Data shown:

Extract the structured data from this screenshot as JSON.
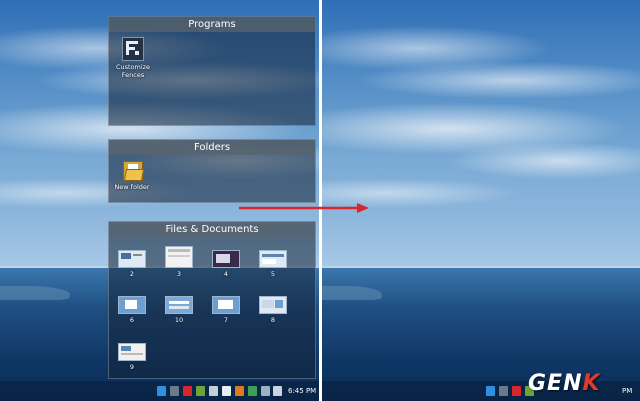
{
  "fences": {
    "programs": {
      "title": "Programs",
      "items": [
        {
          "label": "Customize Fences",
          "icon": "fences-app-icon"
        }
      ]
    },
    "folders": {
      "title": "Folders",
      "items": [
        {
          "label": "New folder",
          "icon": "folder-icon"
        }
      ]
    },
    "files": {
      "title": "Files & Documents",
      "items": [
        {
          "label": "2"
        },
        {
          "label": "3"
        },
        {
          "label": "4"
        },
        {
          "label": "5"
        },
        {
          "label": "6"
        },
        {
          "label": "10"
        },
        {
          "label": "7"
        },
        {
          "label": "8"
        },
        {
          "label": "9"
        }
      ]
    }
  },
  "taskbar": {
    "clock_left": "6:45 PM",
    "clock_right": "PM"
  },
  "logo": {
    "main": "GEN",
    "accent": "K"
  },
  "colors": {
    "arrow": "#d9262c",
    "logo_accent": "#e03a2c"
  }
}
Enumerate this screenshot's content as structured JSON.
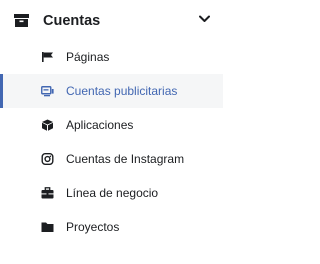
{
  "menu": {
    "title": "Cuentas",
    "title_icon": "briefcase-icon",
    "expand_icon": "chevron-down-icon",
    "accent_color": "#4267b2",
    "items": [
      {
        "label": "Páginas",
        "icon": "flag-icon",
        "selected": false
      },
      {
        "label": "Cuentas publicitarias",
        "icon": "ad-account-icon",
        "selected": true
      },
      {
        "label": "Aplicaciones",
        "icon": "cube-icon",
        "selected": false
      },
      {
        "label": "Cuentas de Instagram",
        "icon": "instagram-icon",
        "selected": false
      },
      {
        "label": "Línea de negocio",
        "icon": "briefcase-icon",
        "selected": false
      },
      {
        "label": "Proyectos",
        "icon": "folder-icon",
        "selected": false
      }
    ]
  }
}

Exercise requirements:
From the line containing "Enumerate this screenshot's" down to the final line of the listing above, write out only those lines exactly as they are, minus the pictures.

Result of the exercise:
Enumerate this screenshot's content as structured JSON.
{
  "menu": {
    "title": "Cuentas",
    "title_icon": "briefcase-icon",
    "expand_icon": "chevron-down-icon",
    "accent_color": "#4267b2",
    "items": [
      {
        "label": "Páginas",
        "icon": "flag-icon",
        "selected": false
      },
      {
        "label": "Cuentas publicitarias",
        "icon": "ad-account-icon",
        "selected": true
      },
      {
        "label": "Aplicaciones",
        "icon": "cube-icon",
        "selected": false
      },
      {
        "label": "Cuentas de Instagram",
        "icon": "instagram-icon",
        "selected": false
      },
      {
        "label": "Línea de negocio",
        "icon": "briefcase-icon",
        "selected": false
      },
      {
        "label": "Proyectos",
        "icon": "folder-icon",
        "selected": false
      }
    ]
  }
}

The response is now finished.